— begin RECORDED INFORMATION —

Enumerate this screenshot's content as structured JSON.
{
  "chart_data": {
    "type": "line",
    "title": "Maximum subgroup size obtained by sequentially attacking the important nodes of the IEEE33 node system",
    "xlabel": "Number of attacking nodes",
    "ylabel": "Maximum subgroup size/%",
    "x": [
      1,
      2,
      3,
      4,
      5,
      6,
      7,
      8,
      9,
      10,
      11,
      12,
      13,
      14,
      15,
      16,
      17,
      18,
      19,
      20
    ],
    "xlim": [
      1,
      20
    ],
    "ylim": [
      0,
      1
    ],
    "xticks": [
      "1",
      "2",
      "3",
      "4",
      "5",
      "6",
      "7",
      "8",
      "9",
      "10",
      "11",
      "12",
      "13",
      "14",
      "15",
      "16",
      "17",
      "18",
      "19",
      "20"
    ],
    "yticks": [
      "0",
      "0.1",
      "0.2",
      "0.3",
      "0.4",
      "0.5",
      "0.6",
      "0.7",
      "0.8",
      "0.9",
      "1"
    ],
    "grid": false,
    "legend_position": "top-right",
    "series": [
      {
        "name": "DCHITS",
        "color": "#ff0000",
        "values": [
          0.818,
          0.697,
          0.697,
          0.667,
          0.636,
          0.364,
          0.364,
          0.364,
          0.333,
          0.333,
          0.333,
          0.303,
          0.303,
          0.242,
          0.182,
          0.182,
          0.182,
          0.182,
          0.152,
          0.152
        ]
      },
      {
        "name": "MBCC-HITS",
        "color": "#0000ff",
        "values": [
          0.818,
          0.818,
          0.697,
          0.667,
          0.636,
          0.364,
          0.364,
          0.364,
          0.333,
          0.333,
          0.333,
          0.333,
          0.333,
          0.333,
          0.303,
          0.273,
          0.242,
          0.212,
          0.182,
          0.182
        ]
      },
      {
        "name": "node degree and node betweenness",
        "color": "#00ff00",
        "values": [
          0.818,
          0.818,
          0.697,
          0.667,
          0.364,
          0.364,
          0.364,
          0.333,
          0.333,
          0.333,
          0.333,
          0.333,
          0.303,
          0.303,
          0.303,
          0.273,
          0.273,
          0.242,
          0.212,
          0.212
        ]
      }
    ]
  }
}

— end RECORDED INFORMATION —

Output the listing above exactly as it appears.

_COMPLETED TASK_.
Enumerate this screenshot's content as structured JSON.
{
  "chart_data": {
    "type": "line",
    "title": "Maximum subgroup size obtained by sequentially attacking the important nodes of the IEEE33 node system",
    "xlabel": "Number of attacking nodes",
    "ylabel": "Maximum subgroup size/%",
    "x": [
      1,
      2,
      3,
      4,
      5,
      6,
      7,
      8,
      9,
      10,
      11,
      12,
      13,
      14,
      15,
      16,
      17,
      18,
      19,
      20
    ],
    "xlim": [
      1,
      20
    ],
    "ylim": [
      0,
      1
    ],
    "xticks": [
      "1",
      "2",
      "3",
      "4",
      "5",
      "6",
      "7",
      "8",
      "9",
      "10",
      "11",
      "12",
      "13",
      "14",
      "15",
      "16",
      "17",
      "18",
      "19",
      "20"
    ],
    "yticks": [
      "0",
      "0.1",
      "0.2",
      "0.3",
      "0.4",
      "0.5",
      "0.6",
      "0.7",
      "0.8",
      "0.9",
      "1"
    ],
    "grid": false,
    "legend_position": "top-right",
    "series": [
      {
        "name": "DCHITS",
        "color": "#ff0000",
        "values": [
          0.818,
          0.697,
          0.697,
          0.667,
          0.636,
          0.364,
          0.364,
          0.364,
          0.333,
          0.333,
          0.333,
          0.303,
          0.303,
          0.242,
          0.182,
          0.182,
          0.182,
          0.182,
          0.152,
          0.152
        ]
      },
      {
        "name": "MBCC-HITS",
        "color": "#0000ff",
        "values": [
          0.818,
          0.818,
          0.697,
          0.667,
          0.636,
          0.364,
          0.364,
          0.364,
          0.333,
          0.333,
          0.333,
          0.333,
          0.333,
          0.333,
          0.303,
          0.273,
          0.242,
          0.212,
          0.182,
          0.182
        ]
      },
      {
        "name": "node degree and node betweenness",
        "color": "#00ff00",
        "values": [
          0.818,
          0.818,
          0.697,
          0.667,
          0.364,
          0.364,
          0.364,
          0.333,
          0.333,
          0.333,
          0.333,
          0.333,
          0.303,
          0.303,
          0.303,
          0.273,
          0.273,
          0.242,
          0.212,
          0.212
        ]
      }
    ]
  }
}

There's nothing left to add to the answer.